◆ Objective
For the entries that follow, state how many lines include the word "name", giving the number and nothing else.

◆ Task inputs
## BEGIN

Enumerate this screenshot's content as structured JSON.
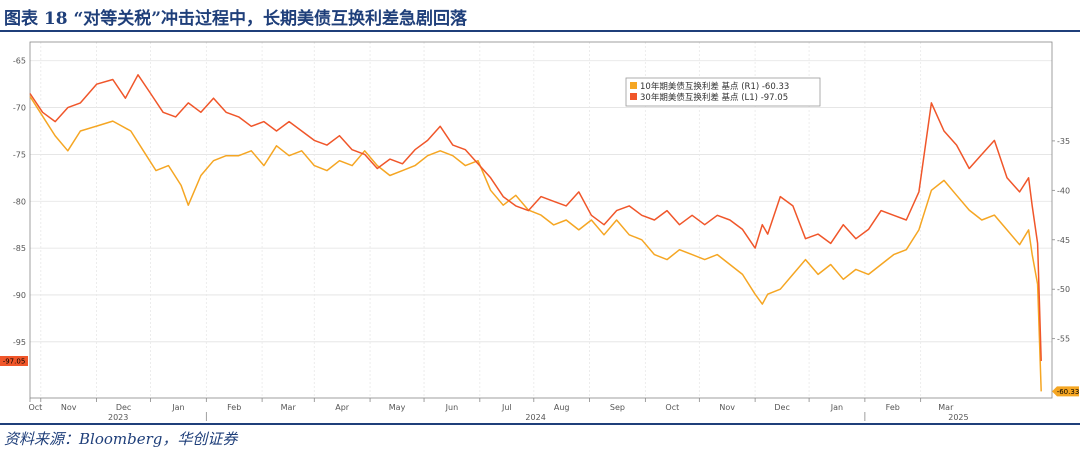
{
  "header": {
    "title": "图表 18 “对等关税”冲击过程中，长期美债互换利差急剧回落"
  },
  "footer": {
    "source": "资料来源：Bloomberg，华创证券"
  },
  "chart_data": {
    "type": "line",
    "left_axis": {
      "ticks": [
        -65,
        -70,
        -75,
        -80,
        -85,
        -90,
        -95
      ],
      "ylim": [
        -101,
        -63
      ]
    },
    "right_axis": {
      "ticks": [
        -35,
        -40,
        -45,
        -50,
        -55
      ],
      "ylim": [
        -61,
        -25
      ]
    },
    "month_labels": [
      "Oct",
      "Nov",
      "Dec",
      "Jan",
      "Feb",
      "Mar",
      "Apr",
      "May",
      "Jun",
      "Jul",
      "Aug",
      "Sep",
      "Oct",
      "Nov",
      "Dec",
      "Jan",
      "Feb",
      "Mar"
    ],
    "year_labels": [
      "2023",
      "2024",
      "2025"
    ],
    "x_start": "2023-09-25",
    "x_end": "2025-04-15",
    "grid": true,
    "legend_position": "top-right",
    "series": [
      {
        "name": "10年期美债互换利差 基点 (R1) -60.33",
        "axis": "right",
        "color": "#f5a623",
        "last_value": -60.33,
        "points": [
          [
            "2023-09-25",
            -30.5
          ],
          [
            "2023-10-02",
            -32.5
          ],
          [
            "2023-10-09",
            -34.5
          ],
          [
            "2023-10-16",
            -36.0
          ],
          [
            "2023-10-23",
            -34.0
          ],
          [
            "2023-11-01",
            -33.5
          ],
          [
            "2023-11-10",
            -33.0
          ],
          [
            "2023-11-20",
            -34.0
          ],
          [
            "2023-11-27",
            -36.0
          ],
          [
            "2023-12-04",
            -38.0
          ],
          [
            "2023-12-11",
            -37.5
          ],
          [
            "2023-12-18",
            -39.5
          ],
          [
            "2023-12-22",
            -41.5
          ],
          [
            "2023-12-29",
            -38.5
          ],
          [
            "2024-01-05",
            -37.0
          ],
          [
            "2024-01-12",
            -36.5
          ],
          [
            "2024-01-19",
            -36.5
          ],
          [
            "2024-01-26",
            -36.0
          ],
          [
            "2024-02-02",
            -37.5
          ],
          [
            "2024-02-09",
            -35.5
          ],
          [
            "2024-02-16",
            -36.5
          ],
          [
            "2024-02-23",
            -36.0
          ],
          [
            "2024-03-01",
            -37.5
          ],
          [
            "2024-03-08",
            -38.0
          ],
          [
            "2024-03-15",
            -37.0
          ],
          [
            "2024-03-22",
            -37.5
          ],
          [
            "2024-03-29",
            -36.0
          ],
          [
            "2024-04-05",
            -37.5
          ],
          [
            "2024-04-12",
            -38.5
          ],
          [
            "2024-04-19",
            -38.0
          ],
          [
            "2024-04-26",
            -37.5
          ],
          [
            "2024-05-03",
            -36.5
          ],
          [
            "2024-05-10",
            -36.0
          ],
          [
            "2024-05-17",
            -36.5
          ],
          [
            "2024-05-24",
            -37.5
          ],
          [
            "2024-05-31",
            -37.0
          ],
          [
            "2024-06-07",
            -40.0
          ],
          [
            "2024-06-14",
            -41.5
          ],
          [
            "2024-06-21",
            -40.5
          ],
          [
            "2024-06-28",
            -42.0
          ],
          [
            "2024-07-05",
            -42.5
          ],
          [
            "2024-07-12",
            -43.5
          ],
          [
            "2024-07-19",
            -43.0
          ],
          [
            "2024-07-26",
            -44.0
          ],
          [
            "2024-08-02",
            -43.0
          ],
          [
            "2024-08-09",
            -44.5
          ],
          [
            "2024-08-16",
            -43.0
          ],
          [
            "2024-08-23",
            -44.5
          ],
          [
            "2024-08-30",
            -45.0
          ],
          [
            "2024-09-06",
            -46.5
          ],
          [
            "2024-09-13",
            -47.0
          ],
          [
            "2024-09-20",
            -46.0
          ],
          [
            "2024-09-27",
            -46.5
          ],
          [
            "2024-10-04",
            -47.0
          ],
          [
            "2024-10-11",
            -46.5
          ],
          [
            "2024-10-18",
            -47.5
          ],
          [
            "2024-10-25",
            -48.5
          ],
          [
            "2024-11-01",
            -50.5
          ],
          [
            "2024-11-05",
            -51.5
          ],
          [
            "2024-11-08",
            -50.5
          ],
          [
            "2024-11-15",
            -50.0
          ],
          [
            "2024-11-22",
            -48.5
          ],
          [
            "2024-11-29",
            -47.0
          ],
          [
            "2024-12-06",
            -48.5
          ],
          [
            "2024-12-13",
            -47.5
          ],
          [
            "2024-12-20",
            -49.0
          ],
          [
            "2024-12-27",
            -48.0
          ],
          [
            "2025-01-03",
            -48.5
          ],
          [
            "2025-01-10",
            -47.5
          ],
          [
            "2025-01-17",
            -46.5
          ],
          [
            "2025-01-24",
            -46.0
          ],
          [
            "2025-01-31",
            -44.0
          ],
          [
            "2025-02-07",
            -40.0
          ],
          [
            "2025-02-14",
            -39.0
          ],
          [
            "2025-02-21",
            -40.5
          ],
          [
            "2025-02-28",
            -42.0
          ],
          [
            "2025-03-07",
            -43.0
          ],
          [
            "2025-03-14",
            -42.5
          ],
          [
            "2025-03-21",
            -44.0
          ],
          [
            "2025-03-28",
            -45.5
          ],
          [
            "2025-04-02",
            -44.0
          ],
          [
            "2025-04-04",
            -46.5
          ],
          [
            "2025-04-07",
            -49.5
          ],
          [
            "2025-04-09",
            -60.33
          ]
        ]
      },
      {
        "name": "30年期美债互换利差 基点 (L1) -97.05",
        "axis": "left",
        "color": "#f0562a",
        "last_value": -97.05,
        "points": [
          [
            "2023-09-25",
            -68.5
          ],
          [
            "2023-10-02",
            -70.5
          ],
          [
            "2023-10-09",
            -71.5
          ],
          [
            "2023-10-16",
            -70.0
          ],
          [
            "2023-10-23",
            -69.5
          ],
          [
            "2023-11-01",
            -67.5
          ],
          [
            "2023-11-10",
            -67.0
          ],
          [
            "2023-11-17",
            -69.0
          ],
          [
            "2023-11-24",
            -66.5
          ],
          [
            "2023-12-01",
            -68.5
          ],
          [
            "2023-12-08",
            -70.5
          ],
          [
            "2023-12-15",
            -71.0
          ],
          [
            "2023-12-22",
            -69.5
          ],
          [
            "2023-12-29",
            -70.5
          ],
          [
            "2024-01-05",
            -69.0
          ],
          [
            "2024-01-12",
            -70.5
          ],
          [
            "2024-01-19",
            -71.0
          ],
          [
            "2024-01-26",
            -72.0
          ],
          [
            "2024-02-02",
            -71.5
          ],
          [
            "2024-02-09",
            -72.5
          ],
          [
            "2024-02-16",
            -71.5
          ],
          [
            "2024-02-23",
            -72.5
          ],
          [
            "2024-03-01",
            -73.5
          ],
          [
            "2024-03-08",
            -74.0
          ],
          [
            "2024-03-15",
            -73.0
          ],
          [
            "2024-03-22",
            -74.5
          ],
          [
            "2024-03-29",
            -75.0
          ],
          [
            "2024-04-05",
            -76.5
          ],
          [
            "2024-04-12",
            -75.5
          ],
          [
            "2024-04-19",
            -76.0
          ],
          [
            "2024-04-26",
            -74.5
          ],
          [
            "2024-05-03",
            -73.5
          ],
          [
            "2024-05-10",
            -72.0
          ],
          [
            "2024-05-17",
            -74.0
          ],
          [
            "2024-05-24",
            -74.5
          ],
          [
            "2024-05-31",
            -76.0
          ],
          [
            "2024-06-07",
            -77.5
          ],
          [
            "2024-06-14",
            -79.5
          ],
          [
            "2024-06-21",
            -80.5
          ],
          [
            "2024-06-28",
            -81.0
          ],
          [
            "2024-07-05",
            -79.5
          ],
          [
            "2024-07-12",
            -80.0
          ],
          [
            "2024-07-19",
            -80.5
          ],
          [
            "2024-07-26",
            -79.0
          ],
          [
            "2024-08-02",
            -81.5
          ],
          [
            "2024-08-09",
            -82.5
          ],
          [
            "2024-08-16",
            -81.0
          ],
          [
            "2024-08-23",
            -80.5
          ],
          [
            "2024-08-30",
            -81.5
          ],
          [
            "2024-09-06",
            -82.0
          ],
          [
            "2024-09-13",
            -81.0
          ],
          [
            "2024-09-20",
            -82.5
          ],
          [
            "2024-09-27",
            -81.5
          ],
          [
            "2024-10-04",
            -82.5
          ],
          [
            "2024-10-11",
            -81.5
          ],
          [
            "2024-10-18",
            -82.0
          ],
          [
            "2024-10-25",
            -83.0
          ],
          [
            "2024-11-01",
            -85.0
          ],
          [
            "2024-11-05",
            -82.5
          ],
          [
            "2024-11-08",
            -83.5
          ],
          [
            "2024-11-15",
            -79.5
          ],
          [
            "2024-11-22",
            -80.5
          ],
          [
            "2024-11-29",
            -84.0
          ],
          [
            "2024-12-06",
            -83.5
          ],
          [
            "2024-12-13",
            -84.5
          ],
          [
            "2024-12-20",
            -82.5
          ],
          [
            "2024-12-27",
            -84.0
          ],
          [
            "2025-01-03",
            -83.0
          ],
          [
            "2025-01-10",
            -81.0
          ],
          [
            "2025-01-17",
            -81.5
          ],
          [
            "2025-01-24",
            -82.0
          ],
          [
            "2025-01-31",
            -79.0
          ],
          [
            "2025-02-07",
            -69.5
          ],
          [
            "2025-02-14",
            -72.5
          ],
          [
            "2025-02-21",
            -74.0
          ],
          [
            "2025-02-28",
            -76.5
          ],
          [
            "2025-03-07",
            -75.0
          ],
          [
            "2025-03-14",
            -73.5
          ],
          [
            "2025-03-21",
            -77.5
          ],
          [
            "2025-03-28",
            -79.0
          ],
          [
            "2025-04-02",
            -77.5
          ],
          [
            "2025-04-04",
            -80.5
          ],
          [
            "2025-04-07",
            -84.5
          ],
          [
            "2025-04-09",
            -97.05
          ]
        ]
      }
    ]
  }
}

## END

◆ Output for this task
2